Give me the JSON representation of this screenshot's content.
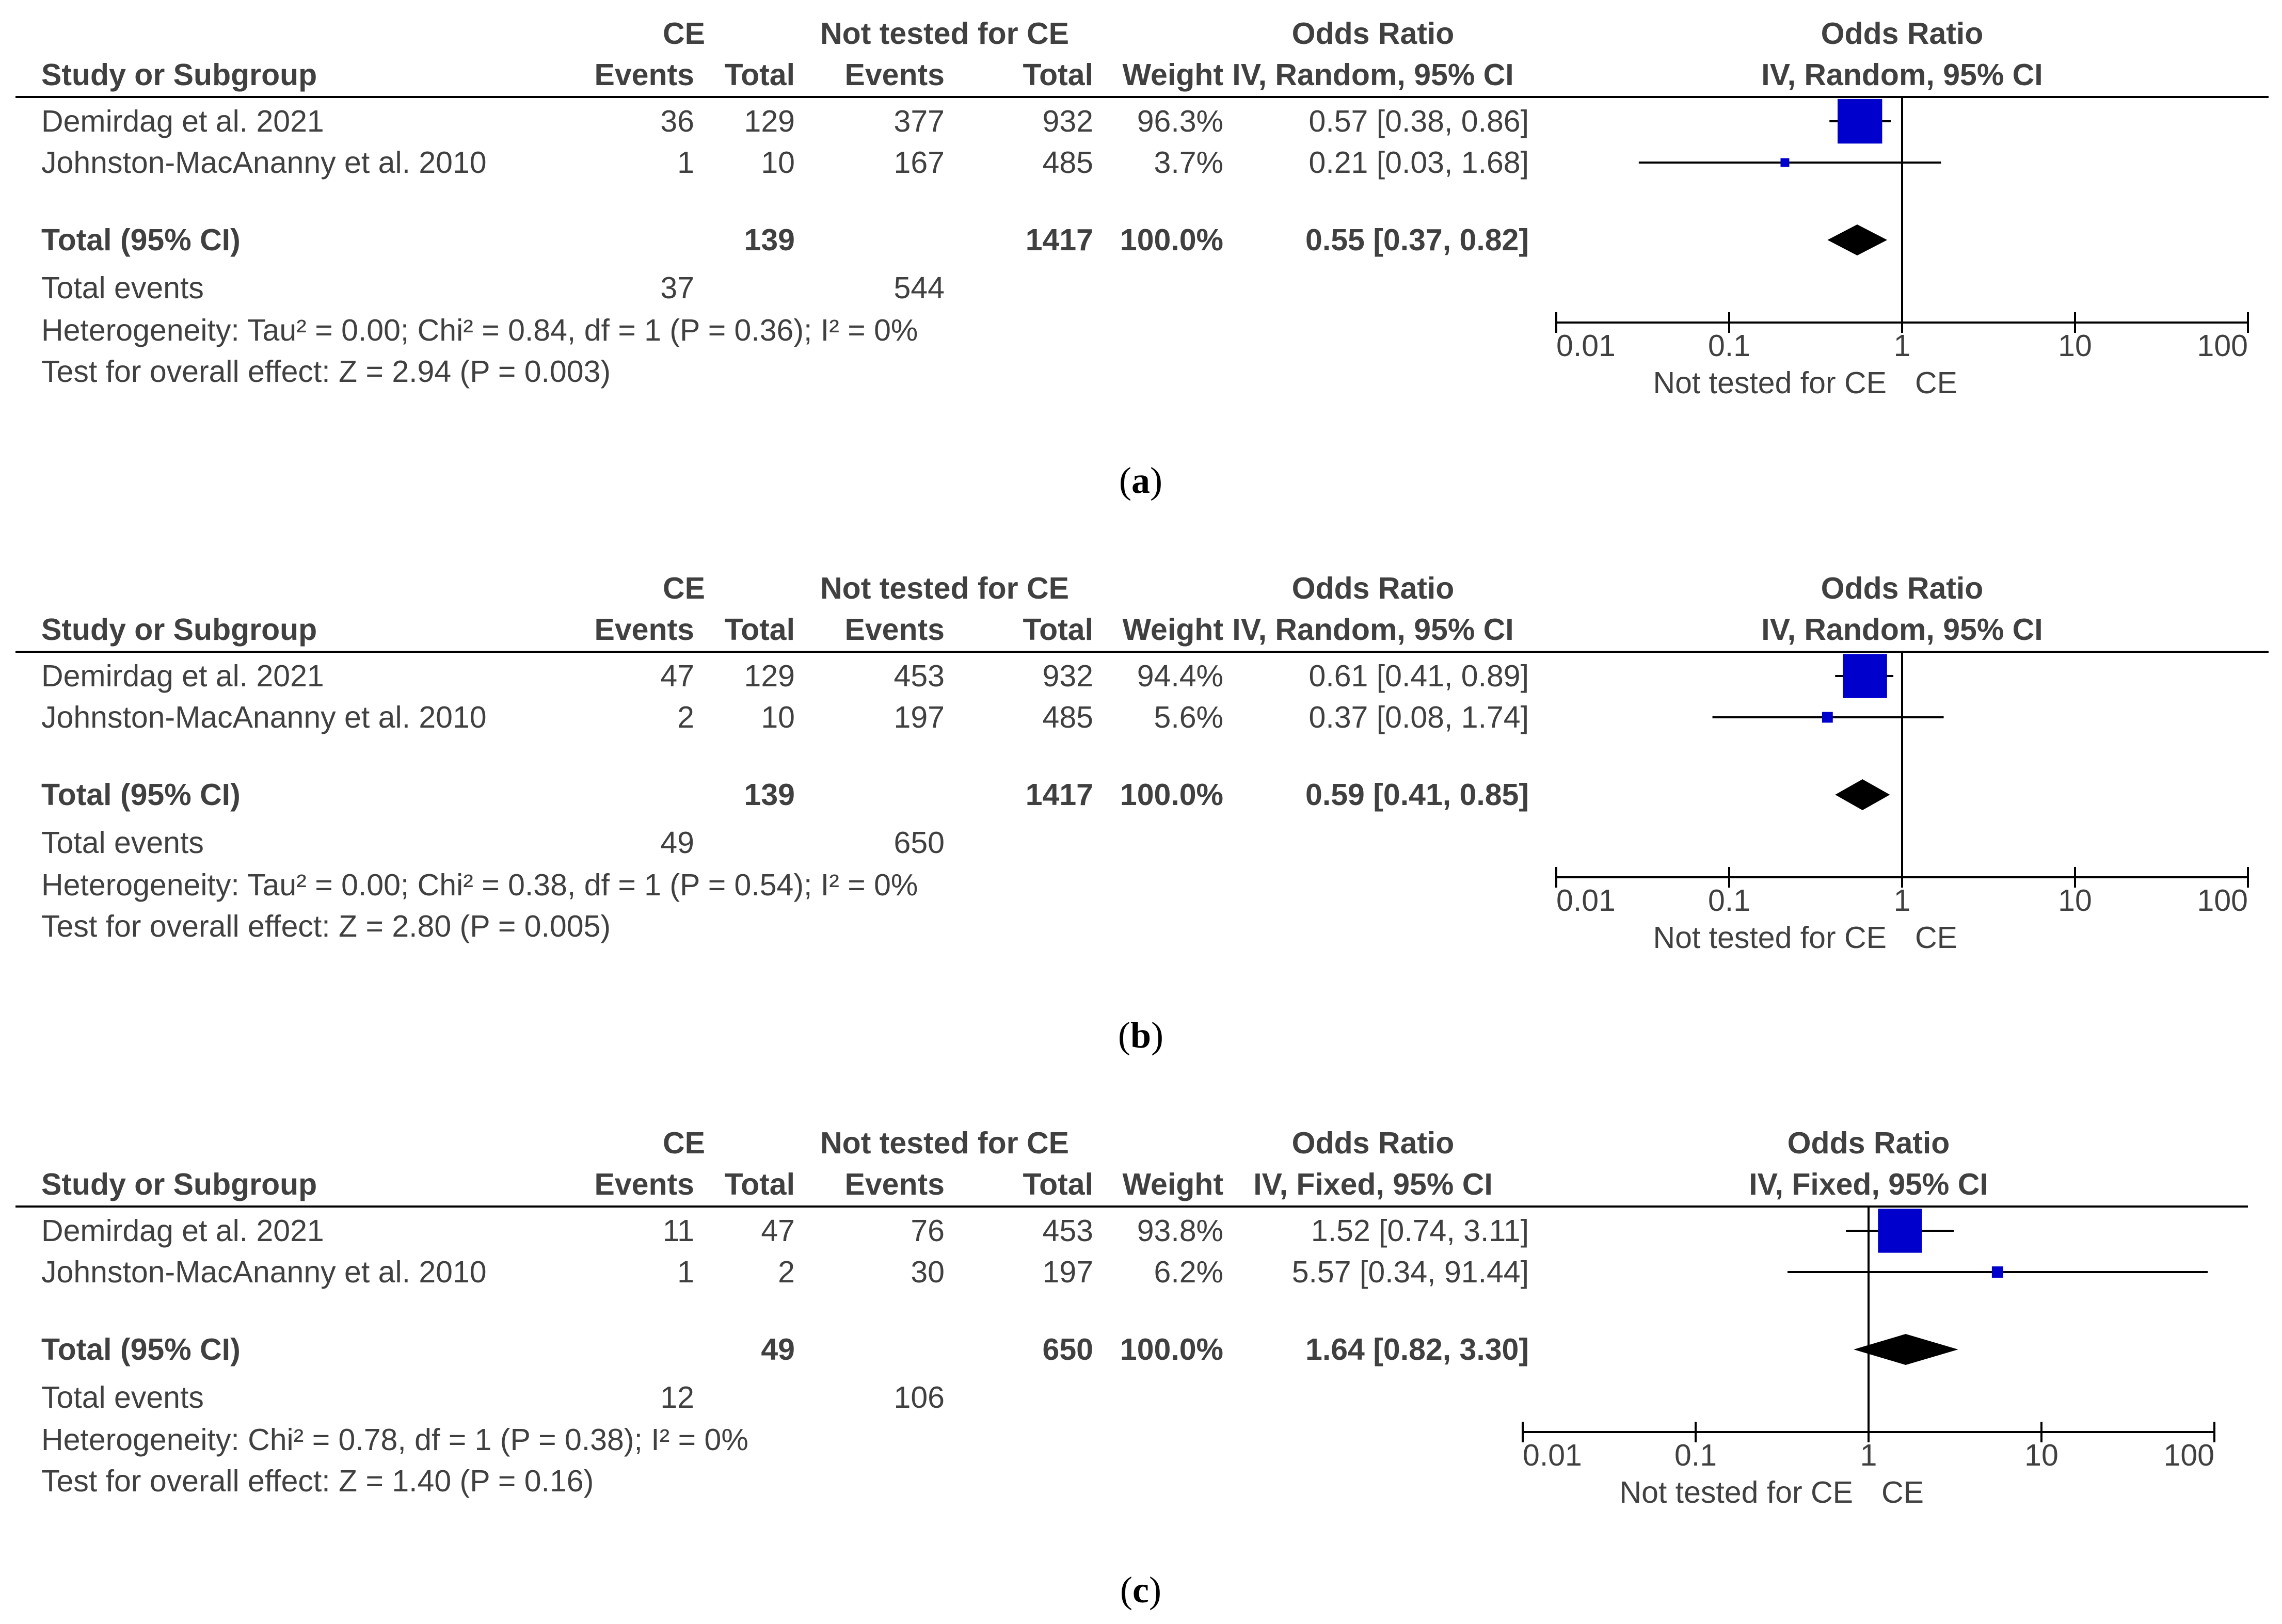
{
  "colors": {
    "text": "#404040",
    "square": "#0000cc",
    "diamond": "#000000",
    "line": "#000000"
  },
  "chart_data": [
    {
      "type": "forest",
      "caption": "a",
      "group1_label": "CE",
      "group2_label": "Not tested for CE",
      "headers": {
        "study": "Study or Subgroup",
        "events1": "Events",
        "total1": "Total",
        "events2": "Events",
        "total2": "Total",
        "weight": "Weight",
        "or_title": "Odds Ratio",
        "or_method": "IV, Random, 95% CI",
        "plot_title": "Odds Ratio",
        "plot_method": "IV, Random, 95% CI"
      },
      "studies": [
        {
          "name": "Demirdag et al. 2021",
          "events1": "36",
          "total1": "129",
          "events2": "377",
          "total2": "932",
          "weight": "96.3%",
          "ci_text": "0.57 [0.38, 0.86]",
          "or": 0.57,
          "lo": 0.38,
          "hi": 0.86,
          "w": 96.3
        },
        {
          "name": "Johnston-MacAnanny et al. 2010",
          "events1": "1",
          "total1": "10",
          "events2": "167",
          "total2": "485",
          "weight": "3.7%",
          "ci_text": "0.21 [0.03, 1.68]",
          "or": 0.21,
          "lo": 0.03,
          "hi": 1.68,
          "w": 3.7
        }
      ],
      "total": {
        "label": "Total (95% CI)",
        "total1": "139",
        "total2": "1417",
        "weight": "100.0%",
        "ci_text": "0.55 [0.37, 0.82]",
        "or": 0.55,
        "lo": 0.37,
        "hi": 0.82
      },
      "total_events": {
        "label": "Total events",
        "events1": "37",
        "events2": "544"
      },
      "heterogeneity": "Heterogeneity: Tau² = 0.00; Chi² = 0.84, df = 1 (P = 0.36); I² = 0%",
      "overall_effect": "Test for overall effect: Z = 2.94 (P = 0.003)",
      "axis": {
        "scale": "log",
        "ticks": [
          0.01,
          0.1,
          1,
          10,
          100
        ],
        "tick_labels": [
          "0.01",
          "0.1",
          "1",
          "10",
          "100"
        ],
        "favours_left": "Not tested for CE",
        "favours_right": "CE"
      }
    },
    {
      "type": "forest",
      "caption": "b",
      "group1_label": "CE",
      "group2_label": "Not tested for CE",
      "headers": {
        "study": "Study or Subgroup",
        "events1": "Events",
        "total1": "Total",
        "events2": "Events",
        "total2": "Total",
        "weight": "Weight",
        "or_title": "Odds Ratio",
        "or_method": "IV, Random, 95% CI",
        "plot_title": "Odds Ratio",
        "plot_method": "IV, Random, 95% CI"
      },
      "studies": [
        {
          "name": "Demirdag et al. 2021",
          "events1": "47",
          "total1": "129",
          "events2": "453",
          "total2": "932",
          "weight": "94.4%",
          "ci_text": "0.61 [0.41, 0.89]",
          "or": 0.61,
          "lo": 0.41,
          "hi": 0.89,
          "w": 94.4
        },
        {
          "name": "Johnston-MacAnanny et al. 2010",
          "events1": "2",
          "total1": "10",
          "events2": "197",
          "total2": "485",
          "weight": "5.6%",
          "ci_text": "0.37 [0.08, 1.74]",
          "or": 0.37,
          "lo": 0.08,
          "hi": 1.74,
          "w": 5.6
        }
      ],
      "total": {
        "label": "Total (95% CI)",
        "total1": "139",
        "total2": "1417",
        "weight": "100.0%",
        "ci_text": "0.59 [0.41, 0.85]",
        "or": 0.59,
        "lo": 0.41,
        "hi": 0.85
      },
      "total_events": {
        "label": "Total events",
        "events1": "49",
        "events2": "650"
      },
      "heterogeneity": "Heterogeneity: Tau² = 0.00; Chi² = 0.38, df = 1 (P = 0.54); I² = 0%",
      "overall_effect": "Test for overall effect: Z = 2.80 (P = 0.005)",
      "axis": {
        "scale": "log",
        "ticks": [
          0.01,
          0.1,
          1,
          10,
          100
        ],
        "tick_labels": [
          "0.01",
          "0.1",
          "1",
          "10",
          "100"
        ],
        "favours_left": "Not tested for CE",
        "favours_right": "CE"
      }
    },
    {
      "type": "forest",
      "caption": "c",
      "group1_label": "CE",
      "group2_label": "Not tested for CE",
      "headers": {
        "study": "Study or Subgroup",
        "events1": "Events",
        "total1": "Total",
        "events2": "Events",
        "total2": "Total",
        "weight": "Weight",
        "or_title": "Odds Ratio",
        "or_method": "IV, Fixed, 95% CI",
        "plot_title": "Odds Ratio",
        "plot_method": "IV, Fixed, 95% CI"
      },
      "studies": [
        {
          "name": "Demirdag et al. 2021",
          "events1": "11",
          "total1": "47",
          "events2": "76",
          "total2": "453",
          "weight": "93.8%",
          "ci_text": "1.52 [0.74, 3.11]",
          "or": 1.52,
          "lo": 0.74,
          "hi": 3.11,
          "w": 93.8
        },
        {
          "name": "Johnston-MacAnanny et al. 2010",
          "events1": "1",
          "total1": "2",
          "events2": "30",
          "total2": "197",
          "weight": "6.2%",
          "ci_text": "5.57 [0.34, 91.44]",
          "or": 5.57,
          "lo": 0.34,
          "hi": 91.44,
          "w": 6.2
        }
      ],
      "total": {
        "label": "Total (95% CI)",
        "total1": "49",
        "total2": "650",
        "weight": "100.0%",
        "ci_text": "1.64 [0.82, 3.30]",
        "or": 1.64,
        "lo": 0.82,
        "hi": 3.3
      },
      "total_events": {
        "label": "Total events",
        "events1": "12",
        "events2": "106"
      },
      "heterogeneity": "Heterogeneity: Chi² = 0.78, df = 1 (P = 0.38); I² = 0%",
      "overall_effect": "Test for overall effect: Z = 1.40 (P = 0.16)",
      "axis": {
        "scale": "log",
        "ticks": [
          0.01,
          0.1,
          1,
          10,
          100
        ],
        "tick_labels": [
          "0.01",
          "0.1",
          "1",
          "10",
          "100"
        ],
        "favours_left": "Not tested for CE",
        "favours_right": "CE"
      }
    }
  ]
}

• Written task: Reproduce all the entries that precede this task, word for word, minus any pictures.

• Correct response:
Give me the JSON representation of this screenshot's content.
{
  "colors": {
    "text": "#404040",
    "square": "#0000cc",
    "diamond": "#000000",
    "line": "#000000"
  },
  "chart_data": [
    {
      "type": "forest",
      "caption": "a",
      "group1_label": "CE",
      "group2_label": "Not tested for CE",
      "headers": {
        "study": "Study or Subgroup",
        "events1": "Events",
        "total1": "Total",
        "events2": "Events",
        "total2": "Total",
        "weight": "Weight",
        "or_title": "Odds Ratio",
        "or_method": "IV, Random, 95% CI",
        "plot_title": "Odds Ratio",
        "plot_method": "IV, Random, 95% CI"
      },
      "studies": [
        {
          "name": "Demirdag et al. 2021",
          "events1": "36",
          "total1": "129",
          "events2": "377",
          "total2": "932",
          "weight": "96.3%",
          "ci_text": "0.57 [0.38, 0.86]",
          "or": 0.57,
          "lo": 0.38,
          "hi": 0.86,
          "w": 96.3
        },
        {
          "name": "Johnston-MacAnanny et al. 2010",
          "events1": "1",
          "total1": "10",
          "events2": "167",
          "total2": "485",
          "weight": "3.7%",
          "ci_text": "0.21 [0.03, 1.68]",
          "or": 0.21,
          "lo": 0.03,
          "hi": 1.68,
          "w": 3.7
        }
      ],
      "total": {
        "label": "Total (95% CI)",
        "total1": "139",
        "total2": "1417",
        "weight": "100.0%",
        "ci_text": "0.55 [0.37, 0.82]",
        "or": 0.55,
        "lo": 0.37,
        "hi": 0.82
      },
      "total_events": {
        "label": "Total events",
        "events1": "37",
        "events2": "544"
      },
      "heterogeneity": "Heterogeneity: Tau² = 0.00; Chi² = 0.84, df = 1 (P = 0.36); I² = 0%",
      "overall_effect": "Test for overall effect: Z = 2.94 (P = 0.003)",
      "axis": {
        "scale": "log",
        "ticks": [
          0.01,
          0.1,
          1,
          10,
          100
        ],
        "tick_labels": [
          "0.01",
          "0.1",
          "1",
          "10",
          "100"
        ],
        "favours_left": "Not tested for CE",
        "favours_right": "CE"
      }
    },
    {
      "type": "forest",
      "caption": "b",
      "group1_label": "CE",
      "group2_label": "Not tested for CE",
      "headers": {
        "study": "Study or Subgroup",
        "events1": "Events",
        "total1": "Total",
        "events2": "Events",
        "total2": "Total",
        "weight": "Weight",
        "or_title": "Odds Ratio",
        "or_method": "IV, Random, 95% CI",
        "plot_title": "Odds Ratio",
        "plot_method": "IV, Random, 95% CI"
      },
      "studies": [
        {
          "name": "Demirdag et al. 2021",
          "events1": "47",
          "total1": "129",
          "events2": "453",
          "total2": "932",
          "weight": "94.4%",
          "ci_text": "0.61 [0.41, 0.89]",
          "or": 0.61,
          "lo": 0.41,
          "hi": 0.89,
          "w": 94.4
        },
        {
          "name": "Johnston-MacAnanny et al. 2010",
          "events1": "2",
          "total1": "10",
          "events2": "197",
          "total2": "485",
          "weight": "5.6%",
          "ci_text": "0.37 [0.08, 1.74]",
          "or": 0.37,
          "lo": 0.08,
          "hi": 1.74,
          "w": 5.6
        }
      ],
      "total": {
        "label": "Total (95% CI)",
        "total1": "139",
        "total2": "1417",
        "weight": "100.0%",
        "ci_text": "0.59 [0.41, 0.85]",
        "or": 0.59,
        "lo": 0.41,
        "hi": 0.85
      },
      "total_events": {
        "label": "Total events",
        "events1": "49",
        "events2": "650"
      },
      "heterogeneity": "Heterogeneity: Tau² = 0.00; Chi² = 0.38, df = 1 (P = 0.54); I² = 0%",
      "overall_effect": "Test for overall effect: Z = 2.80 (P = 0.005)",
      "axis": {
        "scale": "log",
        "ticks": [
          0.01,
          0.1,
          1,
          10,
          100
        ],
        "tick_labels": [
          "0.01",
          "0.1",
          "1",
          "10",
          "100"
        ],
        "favours_left": "Not tested for CE",
        "favours_right": "CE"
      }
    },
    {
      "type": "forest",
      "caption": "c",
      "group1_label": "CE",
      "group2_label": "Not tested for CE",
      "headers": {
        "study": "Study or Subgroup",
        "events1": "Events",
        "total1": "Total",
        "events2": "Events",
        "total2": "Total",
        "weight": "Weight",
        "or_title": "Odds Ratio",
        "or_method": "IV, Fixed, 95% CI",
        "plot_title": "Odds Ratio",
        "plot_method": "IV, Fixed, 95% CI"
      },
      "studies": [
        {
          "name": "Demirdag et al. 2021",
          "events1": "11",
          "total1": "47",
          "events2": "76",
          "total2": "453",
          "weight": "93.8%",
          "ci_text": "1.52 [0.74, 3.11]",
          "or": 1.52,
          "lo": 0.74,
          "hi": 3.11,
          "w": 93.8
        },
        {
          "name": "Johnston-MacAnanny et al. 2010",
          "events1": "1",
          "total1": "2",
          "events2": "30",
          "total2": "197",
          "weight": "6.2%",
          "ci_text": "5.57 [0.34, 91.44]",
          "or": 5.57,
          "lo": 0.34,
          "hi": 91.44,
          "w": 6.2
        }
      ],
      "total": {
        "label": "Total (95% CI)",
        "total1": "49",
        "total2": "650",
        "weight": "100.0%",
        "ci_text": "1.64 [0.82, 3.30]",
        "or": 1.64,
        "lo": 0.82,
        "hi": 3.3
      },
      "total_events": {
        "label": "Total events",
        "events1": "12",
        "events2": "106"
      },
      "heterogeneity": "Heterogeneity: Chi² = 0.78, df = 1 (P = 0.38); I² = 0%",
      "overall_effect": "Test for overall effect: Z = 1.40 (P = 0.16)",
      "axis": {
        "scale": "log",
        "ticks": [
          0.01,
          0.1,
          1,
          10,
          100
        ],
        "tick_labels": [
          "0.01",
          "0.1",
          "1",
          "10",
          "100"
        ],
        "favours_left": "Not tested for CE",
        "favours_right": "CE"
      }
    }
  ]
}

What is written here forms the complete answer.